◆ Objective
An exact copy of the records is required, minus the pictures they hold.

## START Task input

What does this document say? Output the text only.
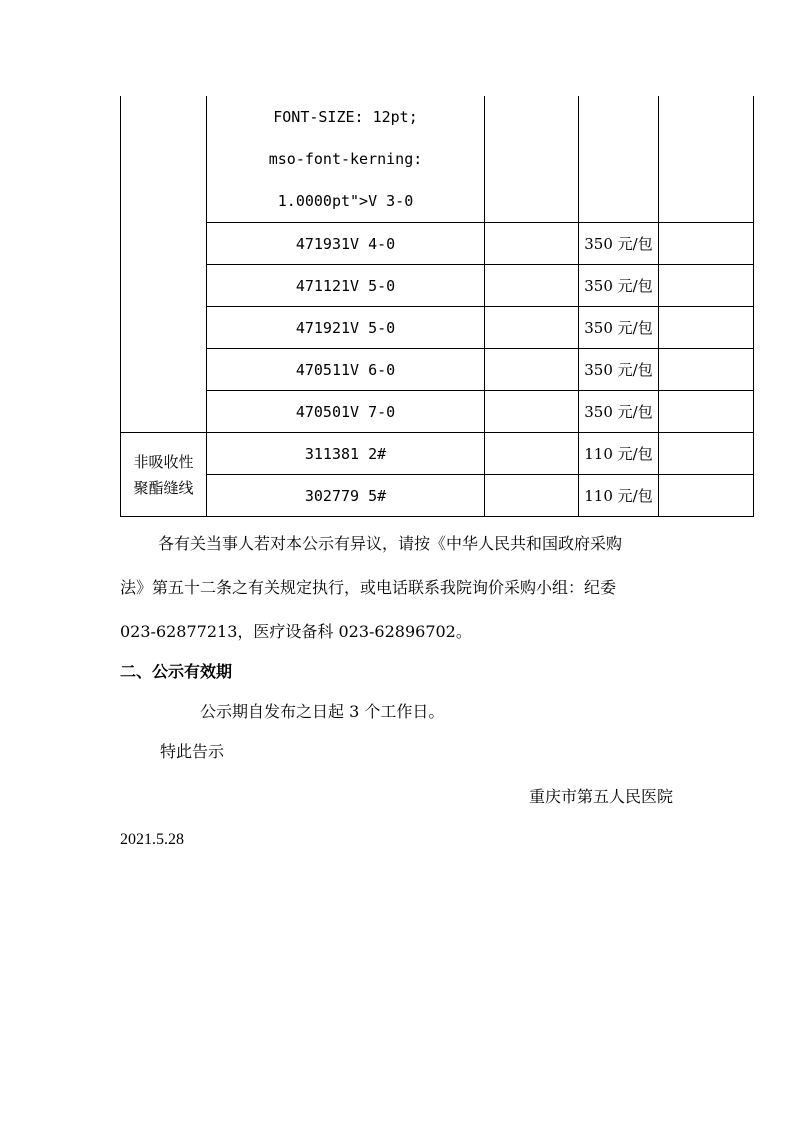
	FONT-SIZE: 12pt;
mso-font-kerning:
1.0000pt">V 3-0			

	471931V 4-0		350 元/包	
	471121V 5-0		350 元/包	
	471921V 5-0		350 元/包	
	470511V 6-0		350 元/包	
	470501V 7-0		350 元/包	

非吸收性
聚酯缝线	311381 2#		110 元/包	
	302779 5#		110 元/包	
各有关当事人若对本公示有异议，请按《中华人民共和国政府采购
法》第五十二条之有关规定执行，或电话联系我院询价采购小组：纪委
023-62877213，医疗设备科 023-62896702。
二、公示有效期
公示期自发布之日起 3 个工作日。
特此告示
重庆市第五人民医院
2021.5.28
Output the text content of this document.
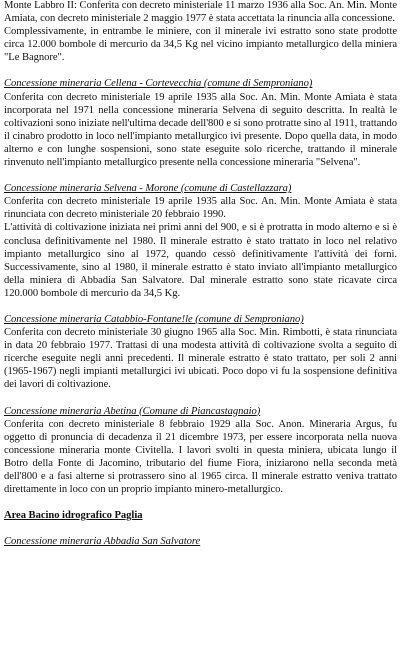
Monte Labbro II: Conferita con decreto ministeriale 11 marzo 1936 alla Soc. An. Min. Monte Amiata, con decreto ministeriale 2 maggio 1977 è stata accettata la rinuncia alla concessione.

Complessivamente, in entrambe le miniere, con il minerale ivi estratto sono state prodotte circa 12.000 bombole di mercurio da 34,5 Kg nel vicino impianto metallurgico della miniera "Le Bagnore".

Concessione mineraria Cellena - Cortevecchia (comune di Semproniano)

Conferita con decreto ministeriale 19 aprile 1935 alla Soc. An. Min. Monte Amiata è stata incorporata nel 1971 nella concessione mineraria Selvena di seguito descritta. In realtà le coltivazioni sono iniziate nell'ultima decade dell'800 e si sono protratte sino al 1911, trattando il cinabro prodotto in loco nell'impianto metallurgico ivi presente. Dopo quella data, in modo alterno e con lunghe sospensioni, sono state eseguite solo ricerche, trattando il minerale rinvenuto nell'impianto metallurgico presente nella concessione mineraria "Selvena".

Concessione mineraria Selvena - Morone (comune di Castellazzara)

Conferita con decreto ministeriale 19 aprile 1935 alla Soc. An. Min. Monte Amiata è stata rinunciata con decreto ministeriale 20 febbraio 1990.

L'attività di coltivazione iniziata nei primi anni del 900, e si è protratta in modo alterno e si è conclusa definitivamente nel 1980. Il minerale estratto è stato trattato in loco nel relativo impianto metallurgico sino al 1972, quando cessò definitivamente l'attività dei forni. Successivamente, sino al 1980, il minerale estratto è stato inviato all'impianto metallurgico della miniera di Abbadia San Salvatore. Dal minerale estratto sono state ricavate circa 120.000 bombole di mercurio da 34,5 Kg.

Concessione mineraria Catabbio-Fontane!le (comune di Semproniano)

Conferita con decreto ministeriale 30 giugno 1965 alla Soc. Min. Rimbotti, è stata rinunciata in data 20 febbraio 1977. Trattasi di una modesta attività di coltivazione svolta a seguito di ricerche eseguite negli anni precedenti. Il minerale estratto è stato trattato, per soli 2 anni (1965-1967) negli impianti metallurgici ivi ubicati. Poco dopo vi fu la sospensione definitiva dei lavori di coltivazione.

Concessione mineraria Abetina (Comune di Piancastagnaio)

Conferita con decreto ministeriale 8 febbraio 1929 alla Soc. Anon. Mineraria Argus, fu oggetto di pronuncia di decadenza il 21 dicembre 1973, per essere incorporata nella nuova concessione mineraria monte Civitella. I lavori svolti in questa miniera, ubicata lungo il Botro della Fonte di Jacomino, tributario del fiume Fiora, iniziarono nella seconda metà dell'800 e a fasi alterne si protrassero sino al 1965 circa. Il minerale estratto veniva trattato direttamente in loco con un proprio impianto minero-metallurgico.

Area Bacino idrografico Paglia

Concessione mineraria Abbadia San Salvatore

## END Task input

◆ Task response
What does this document say? Output the text only.
	FONT-SIZE: 12pt;
mso-font-kerning:
1.0000pt">V 3-0			

	471931V 4-0		350 元/包	
	471121V 5-0		350 元/包	
	471921V 5-0		350 元/包	
	470511V 6-0		350 元/包	
	470501V 7-0		350 元/包	

非吸收性
聚酯缝线	311381 2#		110 元/包	
	302779 5#		110 元/包	
各有关当事人若对本公示有异议，请按《中华人民共和国政府采购
法》第五十二条之有关规定执行，或电话联系我院询价采购小组：纪委
023-62877213，医疗设备科 023-62896702。
二、公示有效期
公示期自发布之日起 3 个工作日。
特此告示
重庆市第五人民医院
2021.5.28
Output the text content of this document.
Monte Labbro II: Conferita con decreto ministeriale 11 marzo 1936 alla Soc. An. Min. Monte Amiata, con decreto ministeriale 2 maggio 1977 è stata accettata la rinuncia alla concessione.

Complessivamente, in entrambe le miniere, con il minerale ivi estratto sono state prodotte circa 12.000 bombole di mercurio da 34,5 Kg nel vicino impianto metallurgico della miniera "Le Bagnore".

Concessione mineraria Cellena - Cortevecchia (comune di Semproniano)

Conferita con decreto ministeriale 19 aprile 1935 alla Soc. An. Min. Monte Amiata è stata incorporata nel 1971 nella concessione mineraria Selvena di seguito descritta. In realtà le coltivazioni sono iniziate nell'ultima decade dell'800 e si sono protratte sino al 1911, trattando il cinabro prodotto in loco nell'impianto metallurgico ivi presente. Dopo quella data, in modo alterno e con lunghe sospensioni, sono state eseguite solo ricerche, trattando il minerale rinvenuto nell'impianto metallurgico presente nella concessione mineraria "Selvena".

Concessione mineraria Selvena - Morone (comune di Castellazzara)

Conferita con decreto ministeriale 19 aprile 1935 alla Soc. An. Min. Monte Amiata è stata rinunciata con decreto ministeriale 20 febbraio 1990.

L'attività di coltivazione iniziata nei primi anni del 900, e si è protratta in modo alterno e si è conclusa definitivamente nel 1980. Il minerale estratto è stato trattato in loco nel relativo impianto metallurgico sino al 1972, quando cessò definitivamente l'attività dei forni. Successivamente, sino al 1980, il minerale estratto è stato inviato all'impianto metallurgico della miniera di Abbadia San Salvatore. Dal minerale estratto sono state ricavate circa 120.000 bombole di mercurio da 34,5 Kg.

Concessione mineraria Catabbio-Fontane!le (comune di Semproniano)

Conferita con decreto ministeriale 30 giugno 1965 alla Soc. Min. Rimbotti, è stata rinunciata in data 20 febbraio 1977. Trattasi di una modesta attività di coltivazione svolta a seguito di ricerche eseguite negli anni precedenti. Il minerale estratto è stato trattato, per soli 2 anni (1965-1967) negli impianti metallurgici ivi ubicati. Poco dopo vi fu la sospensione definitiva dei lavori di coltivazione.

Concessione mineraria Abetina (Comune di Piancastagnaio)

Conferita con decreto ministeriale 8 febbraio 1929 alla Soc. Anon. Mineraria Argus, fu oggetto di pronuncia di decadenza il 21 dicembre 1973, per essere incorporata nella nuova concessione mineraria monte Civitella. I lavori svolti in questa miniera, ubicata lungo il Botro della Fonte di Jacomino, tributario del fiume Fiora, iniziarono nella seconda metà dell'800 e a fasi alterne si protrassero sino al 1965 circa. Il minerale estratto veniva trattato direttamente in loco con un proprio impianto minero-metallurgico.

Area Bacino idrografico Paglia

Concessione mineraria Abbadia San Salvatore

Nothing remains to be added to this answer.